- **Requirements**
Make an exact copy of all the records.

- **Input data**

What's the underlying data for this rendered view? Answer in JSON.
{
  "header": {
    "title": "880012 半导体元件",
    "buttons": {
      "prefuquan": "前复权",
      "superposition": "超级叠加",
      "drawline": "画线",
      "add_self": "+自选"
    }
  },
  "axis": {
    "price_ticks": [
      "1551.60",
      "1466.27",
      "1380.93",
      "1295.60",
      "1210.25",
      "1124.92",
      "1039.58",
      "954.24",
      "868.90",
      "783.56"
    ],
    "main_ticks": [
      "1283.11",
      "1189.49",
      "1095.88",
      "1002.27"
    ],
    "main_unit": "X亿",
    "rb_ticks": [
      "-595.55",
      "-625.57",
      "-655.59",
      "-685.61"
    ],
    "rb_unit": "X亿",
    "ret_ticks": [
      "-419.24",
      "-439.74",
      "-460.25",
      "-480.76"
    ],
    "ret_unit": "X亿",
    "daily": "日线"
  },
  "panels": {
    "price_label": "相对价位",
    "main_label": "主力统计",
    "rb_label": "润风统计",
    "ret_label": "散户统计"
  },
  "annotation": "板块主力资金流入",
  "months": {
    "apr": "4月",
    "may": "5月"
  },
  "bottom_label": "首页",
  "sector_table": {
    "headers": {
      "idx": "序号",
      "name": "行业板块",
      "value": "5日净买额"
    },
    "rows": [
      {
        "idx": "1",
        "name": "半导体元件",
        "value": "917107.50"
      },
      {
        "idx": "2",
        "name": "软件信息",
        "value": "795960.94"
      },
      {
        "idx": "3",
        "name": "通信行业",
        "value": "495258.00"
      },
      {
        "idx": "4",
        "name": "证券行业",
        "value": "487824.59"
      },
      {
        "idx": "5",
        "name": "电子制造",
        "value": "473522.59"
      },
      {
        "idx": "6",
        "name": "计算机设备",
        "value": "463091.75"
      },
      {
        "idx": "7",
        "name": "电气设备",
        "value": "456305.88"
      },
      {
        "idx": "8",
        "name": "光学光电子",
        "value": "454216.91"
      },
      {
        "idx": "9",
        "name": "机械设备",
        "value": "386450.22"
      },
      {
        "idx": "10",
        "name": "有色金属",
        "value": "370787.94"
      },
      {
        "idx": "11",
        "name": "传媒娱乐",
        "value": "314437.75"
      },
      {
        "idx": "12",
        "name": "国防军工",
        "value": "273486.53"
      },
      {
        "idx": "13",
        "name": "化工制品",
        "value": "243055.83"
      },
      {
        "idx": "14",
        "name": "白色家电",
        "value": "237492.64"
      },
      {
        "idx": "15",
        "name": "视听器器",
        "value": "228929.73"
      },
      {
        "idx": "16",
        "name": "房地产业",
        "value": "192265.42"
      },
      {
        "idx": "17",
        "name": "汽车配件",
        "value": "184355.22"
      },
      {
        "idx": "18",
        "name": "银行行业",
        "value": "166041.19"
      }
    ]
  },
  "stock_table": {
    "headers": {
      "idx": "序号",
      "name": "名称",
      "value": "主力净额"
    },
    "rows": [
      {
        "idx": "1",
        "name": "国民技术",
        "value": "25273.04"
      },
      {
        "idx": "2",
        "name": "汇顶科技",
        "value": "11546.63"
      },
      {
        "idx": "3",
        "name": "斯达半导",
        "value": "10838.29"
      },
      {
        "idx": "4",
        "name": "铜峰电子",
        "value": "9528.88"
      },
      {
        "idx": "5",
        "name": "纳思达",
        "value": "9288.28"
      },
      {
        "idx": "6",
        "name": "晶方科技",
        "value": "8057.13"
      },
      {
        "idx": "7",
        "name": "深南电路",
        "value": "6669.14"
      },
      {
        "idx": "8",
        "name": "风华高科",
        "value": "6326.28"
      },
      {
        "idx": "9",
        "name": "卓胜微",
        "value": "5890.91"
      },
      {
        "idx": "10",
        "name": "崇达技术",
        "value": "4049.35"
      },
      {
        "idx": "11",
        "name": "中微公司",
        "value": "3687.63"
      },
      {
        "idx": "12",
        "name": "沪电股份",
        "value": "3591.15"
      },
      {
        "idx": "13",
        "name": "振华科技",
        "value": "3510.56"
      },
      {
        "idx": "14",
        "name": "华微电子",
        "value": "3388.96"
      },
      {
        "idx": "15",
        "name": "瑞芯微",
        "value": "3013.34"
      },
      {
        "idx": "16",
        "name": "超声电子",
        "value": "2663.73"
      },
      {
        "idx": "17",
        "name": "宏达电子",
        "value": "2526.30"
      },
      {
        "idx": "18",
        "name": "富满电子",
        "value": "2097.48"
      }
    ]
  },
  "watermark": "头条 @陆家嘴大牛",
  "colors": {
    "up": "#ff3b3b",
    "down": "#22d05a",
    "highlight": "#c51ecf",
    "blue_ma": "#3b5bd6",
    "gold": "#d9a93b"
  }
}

- **Exercise result**
What's the underlying data for this rendered view? Answer in JSON.
{
  "header": {
    "title": "880012 半导体元件",
    "buttons": {
      "prefuquan": "前复权",
      "superposition": "超级叠加",
      "drawline": "画线",
      "add_self": "+自选"
    }
  },
  "axis": {
    "price_ticks": [
      "1551.60",
      "1466.27",
      "1380.93",
      "1295.60",
      "1210.25",
      "1124.92",
      "1039.58",
      "954.24",
      "868.90",
      "783.56"
    ],
    "main_ticks": [
      "1283.11",
      "1189.49",
      "1095.88",
      "1002.27"
    ],
    "main_unit": "X亿",
    "rb_ticks": [
      "-595.55",
      "-625.57",
      "-655.59",
      "-685.61"
    ],
    "rb_unit": "X亿",
    "ret_ticks": [
      "-419.24",
      "-439.74",
      "-460.25",
      "-480.76"
    ],
    "ret_unit": "X亿",
    "daily": "日线"
  },
  "panels": {
    "price_label": "相对价位",
    "main_label": "主力统计",
    "rb_label": "润风统计",
    "ret_label": "散户统计"
  },
  "annotation": "板块主力资金流入",
  "months": {
    "apr": "4月",
    "may": "5月"
  },
  "bottom_label": "首页",
  "sector_table": {
    "headers": {
      "idx": "序号",
      "name": "行业板块",
      "value": "5日净买额"
    },
    "rows": [
      {
        "idx": "1",
        "name": "半导体元件",
        "value": "917107.50"
      },
      {
        "idx": "2",
        "name": "软件信息",
        "value": "795960.94"
      },
      {
        "idx": "3",
        "name": "通信行业",
        "value": "495258.00"
      },
      {
        "idx": "4",
        "name": "证券行业",
        "value": "487824.59"
      },
      {
        "idx": "5",
        "name": "电子制造",
        "value": "473522.59"
      },
      {
        "idx": "6",
        "name": "计算机设备",
        "value": "463091.75"
      },
      {
        "idx": "7",
        "name": "电气设备",
        "value": "456305.88"
      },
      {
        "idx": "8",
        "name": "光学光电子",
        "value": "454216.91"
      },
      {
        "idx": "9",
        "name": "机械设备",
        "value": "386450.22"
      },
      {
        "idx": "10",
        "name": "有色金属",
        "value": "370787.94"
      },
      {
        "idx": "11",
        "name": "传媒娱乐",
        "value": "314437.75"
      },
      {
        "idx": "12",
        "name": "国防军工",
        "value": "273486.53"
      },
      {
        "idx": "13",
        "name": "化工制品",
        "value": "243055.83"
      },
      {
        "idx": "14",
        "name": "白色家电",
        "value": "237492.64"
      },
      {
        "idx": "15",
        "name": "视听器器",
        "value": "228929.73"
      },
      {
        "idx": "16",
        "name": "房地产业",
        "value": "192265.42"
      },
      {
        "idx": "17",
        "name": "汽车配件",
        "value": "184355.22"
      },
      {
        "idx": "18",
        "name": "银行行业",
        "value": "166041.19"
      }
    ]
  },
  "stock_table": {
    "headers": {
      "idx": "序号",
      "name": "名称",
      "value": "主力净额"
    },
    "rows": [
      {
        "idx": "1",
        "name": "国民技术",
        "value": "25273.04"
      },
      {
        "idx": "2",
        "name": "汇顶科技",
        "value": "11546.63"
      },
      {
        "idx": "3",
        "name": "斯达半导",
        "value": "10838.29"
      },
      {
        "idx": "4",
        "name": "铜峰电子",
        "value": "9528.88"
      },
      {
        "idx": "5",
        "name": "纳思达",
        "value": "9288.28"
      },
      {
        "idx": "6",
        "name": "晶方科技",
        "value": "8057.13"
      },
      {
        "idx": "7",
        "name": "深南电路",
        "value": "6669.14"
      },
      {
        "idx": "8",
        "name": "风华高科",
        "value": "6326.28"
      },
      {
        "idx": "9",
        "name": "卓胜微",
        "value": "5890.91"
      },
      {
        "idx": "10",
        "name": "崇达技术",
        "value": "4049.35"
      },
      {
        "idx": "11",
        "name": "中微公司",
        "value": "3687.63"
      },
      {
        "idx": "12",
        "name": "沪电股份",
        "value": "3591.15"
      },
      {
        "idx": "13",
        "name": "振华科技",
        "value": "3510.56"
      },
      {
        "idx": "14",
        "name": "华微电子",
        "value": "3388.96"
      },
      {
        "idx": "15",
        "name": "瑞芯微",
        "value": "3013.34"
      },
      {
        "idx": "16",
        "name": "超声电子",
        "value": "2663.73"
      },
      {
        "idx": "17",
        "name": "宏达电子",
        "value": "2526.30"
      },
      {
        "idx": "18",
        "name": "富满电子",
        "value": "2097.48"
      }
    ]
  },
  "watermark": "头条 @陆家嘴大牛",
  "colors": {
    "up": "#ff3b3b",
    "down": "#22d05a",
    "highlight": "#c51ecf",
    "blue_ma": "#3b5bd6",
    "gold": "#d9a93b"
  }
}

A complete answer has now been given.